PAGE EXTRACT START

DaisyUI
How DaisyUI found the one feature no other payment provider had: built-in revenue splits
“It was like a key feature that I was looking for. Creem has this and it works really well. I am really satisfied with it.”
Pouya Saadeghi
Creator of DaisyUI

About DaisyUI
DaisyUI is one of the most popular UI component libraries for Tailwind CSS, trusted by engineers at Meta, Amazon, Adobe, Google Cloud, and thousands of indie developers around the world. What started as a Tailwind CSS plugin has grown into a full design system — 65+ components, 500+ utility classes, and a thriving community. Behind the polished components is a lean team, and like many successful developer tools that monetize, DaisyUI offers collaborative products built by multiple contributors who share the work — and expect to share the profits.
The feature gap that made the switch inevitable
Some products are solo-built. DaisyUI has collaborative products — projects where two people put in the work and both deserve a share of what it earns. LemonSqueezy didn't have a native way to handle this. Revenue splits had to be managed manually, which means spreadsheets, transfers, and trust — none of which scale cleanly. Creem's built-in revenue split feature solved this natively. Pouya had spoken with Creem's CEO early on and received early access to try it. He did. It worked exactly as expected. That was enough.

PAGE EXTRACT END
GIVEN ENTRIES START

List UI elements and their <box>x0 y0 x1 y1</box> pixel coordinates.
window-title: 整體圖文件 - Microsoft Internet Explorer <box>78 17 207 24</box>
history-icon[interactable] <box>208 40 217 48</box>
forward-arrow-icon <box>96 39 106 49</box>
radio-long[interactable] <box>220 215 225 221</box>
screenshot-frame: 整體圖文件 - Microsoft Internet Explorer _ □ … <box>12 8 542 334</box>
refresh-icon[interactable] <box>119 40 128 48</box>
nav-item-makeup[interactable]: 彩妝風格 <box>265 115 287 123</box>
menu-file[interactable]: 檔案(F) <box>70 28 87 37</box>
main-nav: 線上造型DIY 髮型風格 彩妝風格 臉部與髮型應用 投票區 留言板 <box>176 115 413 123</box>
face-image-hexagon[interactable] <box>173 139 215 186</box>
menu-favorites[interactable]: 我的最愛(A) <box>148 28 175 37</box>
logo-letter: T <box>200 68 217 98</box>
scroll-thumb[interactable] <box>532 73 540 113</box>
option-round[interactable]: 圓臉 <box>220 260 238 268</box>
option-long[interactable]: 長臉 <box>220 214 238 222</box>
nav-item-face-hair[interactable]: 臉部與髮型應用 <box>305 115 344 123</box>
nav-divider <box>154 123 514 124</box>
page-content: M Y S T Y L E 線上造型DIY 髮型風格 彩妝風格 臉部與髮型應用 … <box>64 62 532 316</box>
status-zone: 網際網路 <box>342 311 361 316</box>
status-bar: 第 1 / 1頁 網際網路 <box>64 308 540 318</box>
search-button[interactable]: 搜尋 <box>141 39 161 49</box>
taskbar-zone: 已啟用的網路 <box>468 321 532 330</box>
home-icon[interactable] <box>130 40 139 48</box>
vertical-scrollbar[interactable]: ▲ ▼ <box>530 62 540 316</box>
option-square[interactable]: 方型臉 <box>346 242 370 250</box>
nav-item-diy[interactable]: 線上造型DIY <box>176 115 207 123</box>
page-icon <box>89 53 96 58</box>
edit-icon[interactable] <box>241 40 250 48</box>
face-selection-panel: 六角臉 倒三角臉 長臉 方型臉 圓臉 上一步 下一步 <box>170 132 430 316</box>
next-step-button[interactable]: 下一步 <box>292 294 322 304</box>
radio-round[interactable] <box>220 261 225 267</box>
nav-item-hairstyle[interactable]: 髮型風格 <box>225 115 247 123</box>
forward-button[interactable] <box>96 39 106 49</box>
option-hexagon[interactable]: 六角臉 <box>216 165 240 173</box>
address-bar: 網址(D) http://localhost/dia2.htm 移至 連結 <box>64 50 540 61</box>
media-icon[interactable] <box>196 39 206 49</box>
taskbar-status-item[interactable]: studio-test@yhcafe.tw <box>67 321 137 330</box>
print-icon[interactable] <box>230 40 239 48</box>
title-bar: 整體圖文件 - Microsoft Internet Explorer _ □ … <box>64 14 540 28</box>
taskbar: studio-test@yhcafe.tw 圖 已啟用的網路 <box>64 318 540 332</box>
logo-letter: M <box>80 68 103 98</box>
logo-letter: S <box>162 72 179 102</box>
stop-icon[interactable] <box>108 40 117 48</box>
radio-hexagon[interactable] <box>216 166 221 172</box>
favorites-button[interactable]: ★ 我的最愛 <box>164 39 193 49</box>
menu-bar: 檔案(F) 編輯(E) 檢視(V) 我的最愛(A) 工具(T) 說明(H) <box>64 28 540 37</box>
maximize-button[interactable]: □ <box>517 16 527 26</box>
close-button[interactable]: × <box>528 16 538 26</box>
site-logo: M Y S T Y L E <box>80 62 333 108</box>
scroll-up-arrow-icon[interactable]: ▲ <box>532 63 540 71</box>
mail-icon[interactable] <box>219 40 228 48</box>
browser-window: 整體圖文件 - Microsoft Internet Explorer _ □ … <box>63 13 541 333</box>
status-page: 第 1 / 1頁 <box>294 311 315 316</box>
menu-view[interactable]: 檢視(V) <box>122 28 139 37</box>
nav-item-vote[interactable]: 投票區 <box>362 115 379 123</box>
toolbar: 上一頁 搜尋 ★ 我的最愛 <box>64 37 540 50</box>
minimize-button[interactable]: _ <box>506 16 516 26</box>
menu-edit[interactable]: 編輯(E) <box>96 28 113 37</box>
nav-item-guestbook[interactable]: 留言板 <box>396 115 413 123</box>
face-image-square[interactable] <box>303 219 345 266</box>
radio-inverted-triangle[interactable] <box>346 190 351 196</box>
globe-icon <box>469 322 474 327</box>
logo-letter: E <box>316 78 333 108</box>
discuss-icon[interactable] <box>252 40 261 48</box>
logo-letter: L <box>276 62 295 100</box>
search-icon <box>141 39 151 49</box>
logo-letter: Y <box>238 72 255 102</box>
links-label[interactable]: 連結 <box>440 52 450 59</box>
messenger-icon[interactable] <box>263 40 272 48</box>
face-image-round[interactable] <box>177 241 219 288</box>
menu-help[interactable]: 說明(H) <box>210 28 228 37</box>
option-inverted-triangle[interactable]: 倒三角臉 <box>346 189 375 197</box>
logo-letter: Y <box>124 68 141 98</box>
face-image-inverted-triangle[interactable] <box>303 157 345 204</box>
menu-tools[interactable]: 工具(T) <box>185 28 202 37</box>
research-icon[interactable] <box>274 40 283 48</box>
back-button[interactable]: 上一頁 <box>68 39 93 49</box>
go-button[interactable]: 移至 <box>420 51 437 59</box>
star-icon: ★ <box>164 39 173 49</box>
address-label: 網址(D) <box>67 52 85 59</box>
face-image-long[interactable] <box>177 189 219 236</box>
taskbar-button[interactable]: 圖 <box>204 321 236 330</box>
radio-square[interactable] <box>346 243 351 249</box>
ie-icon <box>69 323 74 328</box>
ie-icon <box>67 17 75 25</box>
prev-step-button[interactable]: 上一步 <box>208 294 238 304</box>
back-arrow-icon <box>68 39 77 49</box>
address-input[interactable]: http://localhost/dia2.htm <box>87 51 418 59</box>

GIVEN ENTRIES END

TASKS:
a) Answer these questions about the DaisyUI case study:
(i) How many components does DaisyUI offer?
(ii) Which payment provider had no native way to handle revenue splits?
(iii) Who at Creem did Pouya speak with early on?
b) List every company the DaisyUI case study names as having engineers who trust DaisyUI.
c) Carry on the DaisyUI case study from the point where it stops.

RESULTS OF THE TASKS:
a)
(i) 65+ components
(ii) LemonSqueezy
(iii) Creem's CEO

b) Meta, Amazon, Adobe, Google Cloud

c)
Revenue splits: profit sharing without the plumbing
Creem's revenue split feature lets sellers automatically divide earnings from any product between multiple parties at the payment level — no manual transfers, no post-payout calculations, no third-party tools. For DaisyUI's collaborative products, this means two contributors can set their split once and Creem handles the rest on every transaction. It's the kind of infrastructure that sounds simple but is notoriously annoying to build yourself — and Creem ships it out of the box.
Lower fees and faster support as added wins
Beyond revenue splits, the economics were compelling. Creem's fees are lower than LemonSqueezy's — and at the margins where digital products operate, that difference compounds quickly. Customer support was another standout. Every time Pouya had a question, feedback, or an issue to raise, he heard back within a day. For a widely-used library with real users depending on it, that kind of responsiveness from a payments provider isn't a nice-to-have — it's essential.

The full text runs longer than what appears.